## Records shown
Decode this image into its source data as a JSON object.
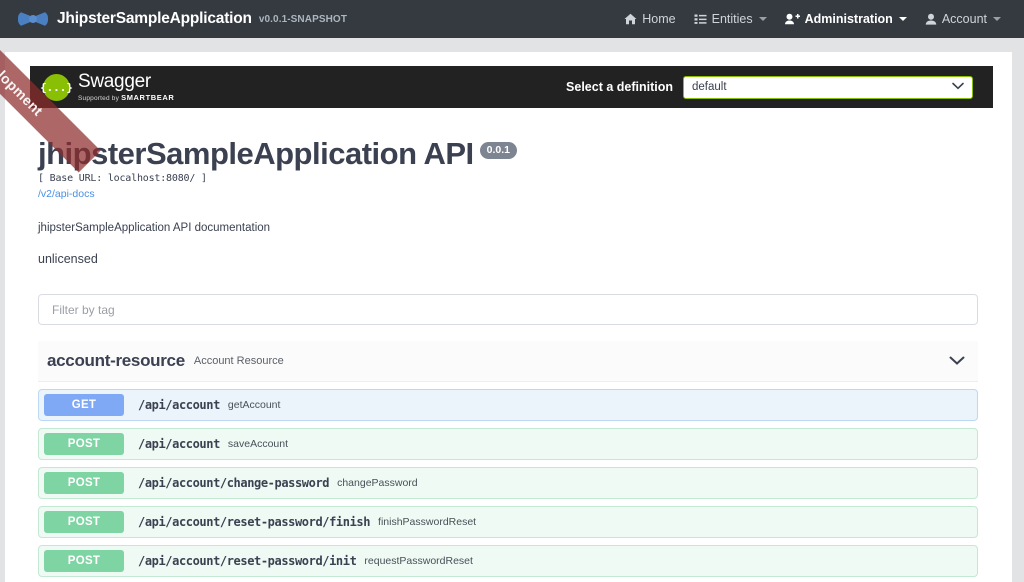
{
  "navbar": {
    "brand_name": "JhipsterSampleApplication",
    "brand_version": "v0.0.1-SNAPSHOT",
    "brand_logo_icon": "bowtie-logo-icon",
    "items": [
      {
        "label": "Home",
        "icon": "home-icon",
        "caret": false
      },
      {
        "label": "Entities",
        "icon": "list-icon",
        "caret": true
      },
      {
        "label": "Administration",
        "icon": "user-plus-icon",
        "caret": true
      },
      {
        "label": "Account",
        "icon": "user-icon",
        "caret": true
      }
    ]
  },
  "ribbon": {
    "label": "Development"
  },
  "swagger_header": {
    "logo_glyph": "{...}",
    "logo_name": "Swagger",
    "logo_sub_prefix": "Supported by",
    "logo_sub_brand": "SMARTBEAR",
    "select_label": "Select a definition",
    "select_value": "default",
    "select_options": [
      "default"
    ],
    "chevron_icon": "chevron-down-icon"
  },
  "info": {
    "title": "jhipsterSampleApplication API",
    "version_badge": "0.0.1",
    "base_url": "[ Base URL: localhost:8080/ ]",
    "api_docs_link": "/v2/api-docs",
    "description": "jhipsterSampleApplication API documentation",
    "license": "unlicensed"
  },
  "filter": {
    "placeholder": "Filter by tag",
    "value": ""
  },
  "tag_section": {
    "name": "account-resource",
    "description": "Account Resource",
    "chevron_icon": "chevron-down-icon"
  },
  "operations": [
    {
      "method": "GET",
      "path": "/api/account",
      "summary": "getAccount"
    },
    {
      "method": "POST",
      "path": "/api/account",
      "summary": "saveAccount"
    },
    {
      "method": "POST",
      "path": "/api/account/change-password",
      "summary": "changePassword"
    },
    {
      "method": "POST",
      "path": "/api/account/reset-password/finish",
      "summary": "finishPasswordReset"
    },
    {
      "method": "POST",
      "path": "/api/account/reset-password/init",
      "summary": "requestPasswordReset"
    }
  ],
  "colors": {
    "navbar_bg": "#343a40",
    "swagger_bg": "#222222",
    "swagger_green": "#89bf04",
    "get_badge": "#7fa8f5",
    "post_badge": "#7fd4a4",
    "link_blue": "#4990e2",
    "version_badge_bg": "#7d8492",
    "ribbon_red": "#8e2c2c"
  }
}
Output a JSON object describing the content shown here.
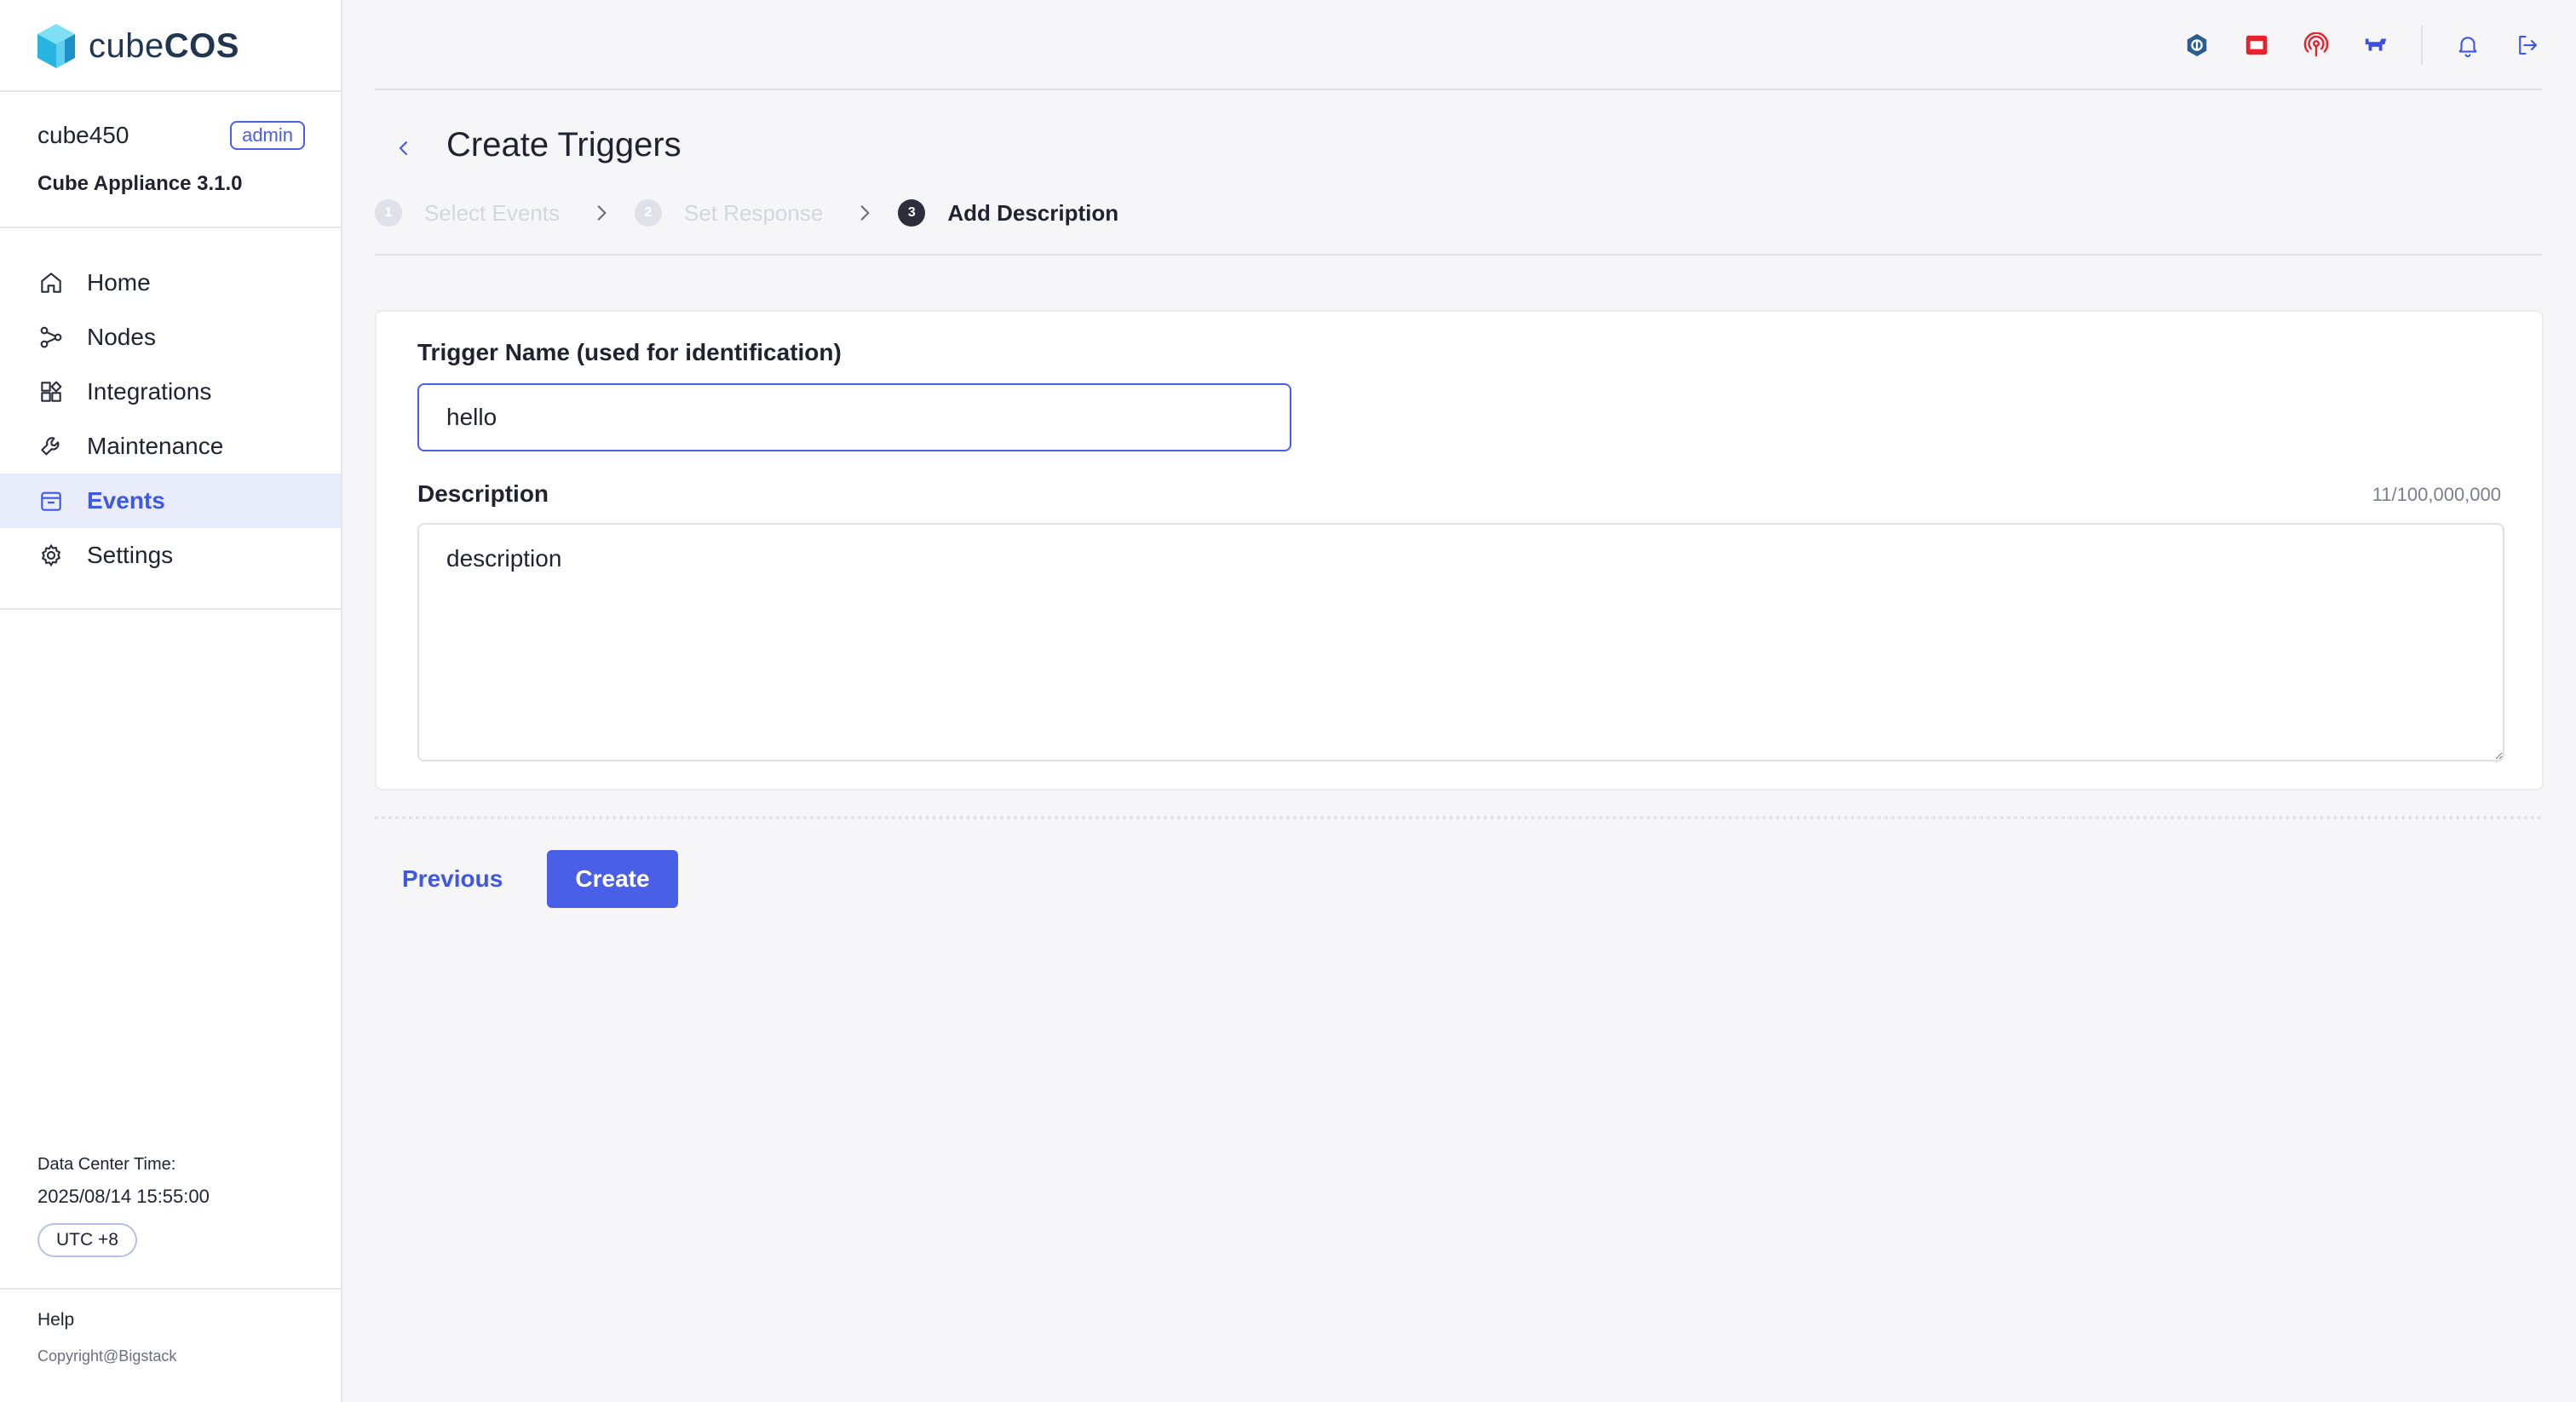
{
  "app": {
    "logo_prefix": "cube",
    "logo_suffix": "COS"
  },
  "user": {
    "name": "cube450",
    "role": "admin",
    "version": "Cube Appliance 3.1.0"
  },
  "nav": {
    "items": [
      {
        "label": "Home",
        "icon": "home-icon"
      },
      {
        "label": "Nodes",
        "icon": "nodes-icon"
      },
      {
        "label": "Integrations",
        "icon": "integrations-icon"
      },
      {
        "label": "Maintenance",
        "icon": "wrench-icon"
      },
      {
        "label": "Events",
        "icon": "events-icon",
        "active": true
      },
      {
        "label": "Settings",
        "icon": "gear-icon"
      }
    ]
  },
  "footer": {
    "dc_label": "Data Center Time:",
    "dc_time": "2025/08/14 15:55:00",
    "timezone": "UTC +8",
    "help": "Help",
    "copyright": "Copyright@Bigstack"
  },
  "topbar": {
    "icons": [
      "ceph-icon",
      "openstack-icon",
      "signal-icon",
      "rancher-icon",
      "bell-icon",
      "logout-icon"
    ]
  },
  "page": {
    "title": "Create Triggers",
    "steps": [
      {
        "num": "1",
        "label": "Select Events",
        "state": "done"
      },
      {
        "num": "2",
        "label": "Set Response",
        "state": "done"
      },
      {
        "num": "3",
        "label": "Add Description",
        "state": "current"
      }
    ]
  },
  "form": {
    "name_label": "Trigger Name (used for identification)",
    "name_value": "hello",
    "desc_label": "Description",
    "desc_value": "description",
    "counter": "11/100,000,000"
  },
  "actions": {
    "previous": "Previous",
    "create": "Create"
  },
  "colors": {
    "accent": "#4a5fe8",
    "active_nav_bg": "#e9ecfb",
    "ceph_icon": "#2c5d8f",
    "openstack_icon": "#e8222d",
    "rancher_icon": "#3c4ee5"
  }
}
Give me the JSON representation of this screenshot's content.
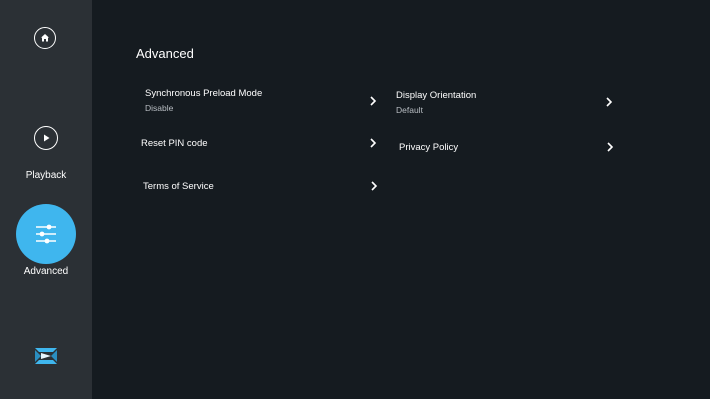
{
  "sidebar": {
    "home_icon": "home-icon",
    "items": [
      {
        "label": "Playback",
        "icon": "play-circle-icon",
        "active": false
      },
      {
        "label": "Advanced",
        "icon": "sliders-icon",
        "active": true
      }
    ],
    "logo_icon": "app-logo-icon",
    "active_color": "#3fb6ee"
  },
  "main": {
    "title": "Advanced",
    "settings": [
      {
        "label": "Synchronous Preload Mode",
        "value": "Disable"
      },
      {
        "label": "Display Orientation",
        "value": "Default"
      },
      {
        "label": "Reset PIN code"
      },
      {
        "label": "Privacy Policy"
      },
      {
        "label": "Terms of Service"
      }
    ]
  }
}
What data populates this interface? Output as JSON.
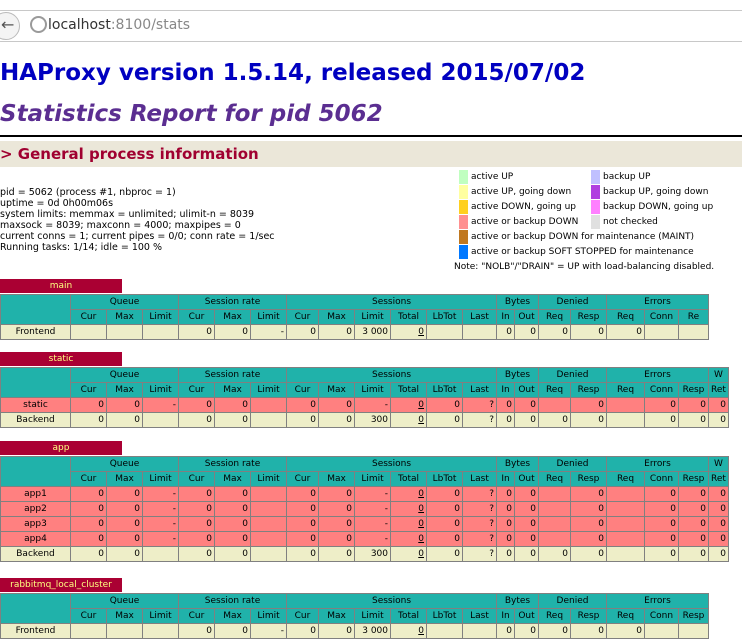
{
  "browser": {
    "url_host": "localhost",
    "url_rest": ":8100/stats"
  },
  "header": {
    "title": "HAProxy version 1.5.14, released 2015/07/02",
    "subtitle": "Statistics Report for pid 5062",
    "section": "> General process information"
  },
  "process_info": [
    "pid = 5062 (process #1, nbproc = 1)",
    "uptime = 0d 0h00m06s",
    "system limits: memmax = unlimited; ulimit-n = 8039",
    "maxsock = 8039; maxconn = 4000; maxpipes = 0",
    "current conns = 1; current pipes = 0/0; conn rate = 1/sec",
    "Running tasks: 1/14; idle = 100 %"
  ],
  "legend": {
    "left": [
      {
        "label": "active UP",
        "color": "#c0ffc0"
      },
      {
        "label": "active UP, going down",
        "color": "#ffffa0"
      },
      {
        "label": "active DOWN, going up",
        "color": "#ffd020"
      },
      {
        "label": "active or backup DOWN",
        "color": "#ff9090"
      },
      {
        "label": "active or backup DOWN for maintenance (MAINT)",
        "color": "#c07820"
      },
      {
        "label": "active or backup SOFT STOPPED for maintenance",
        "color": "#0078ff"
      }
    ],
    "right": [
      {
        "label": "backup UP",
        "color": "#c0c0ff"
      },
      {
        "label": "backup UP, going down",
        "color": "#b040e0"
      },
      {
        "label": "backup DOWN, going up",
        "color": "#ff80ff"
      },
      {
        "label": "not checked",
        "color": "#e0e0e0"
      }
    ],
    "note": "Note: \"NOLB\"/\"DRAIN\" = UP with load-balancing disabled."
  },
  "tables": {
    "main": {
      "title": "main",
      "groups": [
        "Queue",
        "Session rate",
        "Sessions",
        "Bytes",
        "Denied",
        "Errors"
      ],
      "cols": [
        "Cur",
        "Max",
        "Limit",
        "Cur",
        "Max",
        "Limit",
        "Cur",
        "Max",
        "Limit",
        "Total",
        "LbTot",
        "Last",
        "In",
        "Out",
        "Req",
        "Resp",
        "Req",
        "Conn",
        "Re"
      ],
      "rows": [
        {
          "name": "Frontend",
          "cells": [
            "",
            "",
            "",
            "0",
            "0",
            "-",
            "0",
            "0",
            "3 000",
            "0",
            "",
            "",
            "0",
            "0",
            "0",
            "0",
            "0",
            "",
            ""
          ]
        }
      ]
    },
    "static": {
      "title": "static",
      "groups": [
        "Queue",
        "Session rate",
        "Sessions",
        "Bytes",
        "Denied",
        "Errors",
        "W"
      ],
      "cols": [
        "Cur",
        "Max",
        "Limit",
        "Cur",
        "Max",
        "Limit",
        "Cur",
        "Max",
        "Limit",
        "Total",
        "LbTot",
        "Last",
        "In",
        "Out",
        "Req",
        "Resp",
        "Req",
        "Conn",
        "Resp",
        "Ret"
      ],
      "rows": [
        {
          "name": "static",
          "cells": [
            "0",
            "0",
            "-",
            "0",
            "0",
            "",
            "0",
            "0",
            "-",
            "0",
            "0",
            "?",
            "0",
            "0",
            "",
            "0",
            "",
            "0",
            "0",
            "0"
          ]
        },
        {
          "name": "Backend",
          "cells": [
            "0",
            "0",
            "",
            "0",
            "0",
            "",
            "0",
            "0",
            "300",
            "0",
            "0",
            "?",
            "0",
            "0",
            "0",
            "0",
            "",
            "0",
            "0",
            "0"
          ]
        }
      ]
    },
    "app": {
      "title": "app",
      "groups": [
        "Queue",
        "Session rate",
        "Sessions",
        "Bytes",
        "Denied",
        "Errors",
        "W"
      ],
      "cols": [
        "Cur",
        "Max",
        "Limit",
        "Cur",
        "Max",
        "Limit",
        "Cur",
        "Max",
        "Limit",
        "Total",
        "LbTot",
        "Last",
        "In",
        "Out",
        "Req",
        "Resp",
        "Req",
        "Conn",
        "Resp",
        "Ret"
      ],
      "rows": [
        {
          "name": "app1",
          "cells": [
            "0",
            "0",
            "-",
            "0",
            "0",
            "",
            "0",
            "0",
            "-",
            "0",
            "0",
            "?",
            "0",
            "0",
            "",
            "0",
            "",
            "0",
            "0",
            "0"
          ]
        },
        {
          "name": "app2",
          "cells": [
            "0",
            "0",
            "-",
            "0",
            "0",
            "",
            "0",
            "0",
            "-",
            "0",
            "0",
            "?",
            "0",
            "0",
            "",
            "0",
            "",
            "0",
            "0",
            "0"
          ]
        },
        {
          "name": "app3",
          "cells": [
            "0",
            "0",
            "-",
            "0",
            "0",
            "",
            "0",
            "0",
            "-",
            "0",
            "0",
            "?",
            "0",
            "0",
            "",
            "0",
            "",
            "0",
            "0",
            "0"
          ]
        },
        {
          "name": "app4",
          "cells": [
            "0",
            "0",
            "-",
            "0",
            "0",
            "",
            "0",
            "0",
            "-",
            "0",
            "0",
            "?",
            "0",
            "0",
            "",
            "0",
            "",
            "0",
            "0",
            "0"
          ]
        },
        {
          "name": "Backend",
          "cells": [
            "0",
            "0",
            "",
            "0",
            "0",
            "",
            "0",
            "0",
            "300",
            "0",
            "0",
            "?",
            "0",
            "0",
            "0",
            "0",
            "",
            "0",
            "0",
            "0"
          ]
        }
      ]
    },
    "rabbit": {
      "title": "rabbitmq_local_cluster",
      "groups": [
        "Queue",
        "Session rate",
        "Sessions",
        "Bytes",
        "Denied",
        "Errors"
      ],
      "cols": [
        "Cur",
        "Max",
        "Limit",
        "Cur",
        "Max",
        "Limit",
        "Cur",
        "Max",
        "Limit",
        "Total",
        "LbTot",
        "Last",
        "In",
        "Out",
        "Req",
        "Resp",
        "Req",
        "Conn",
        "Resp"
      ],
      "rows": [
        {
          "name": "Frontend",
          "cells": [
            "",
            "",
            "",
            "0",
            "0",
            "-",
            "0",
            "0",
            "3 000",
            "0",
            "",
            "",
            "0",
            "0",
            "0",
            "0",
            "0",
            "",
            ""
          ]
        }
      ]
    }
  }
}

## Task description
Each line in the entries above that includes the string "localhost" should be extracted.

## Response below
    "base_url": "[ Base URL: localhost:8080/ ]",
    "url_host": "localhost",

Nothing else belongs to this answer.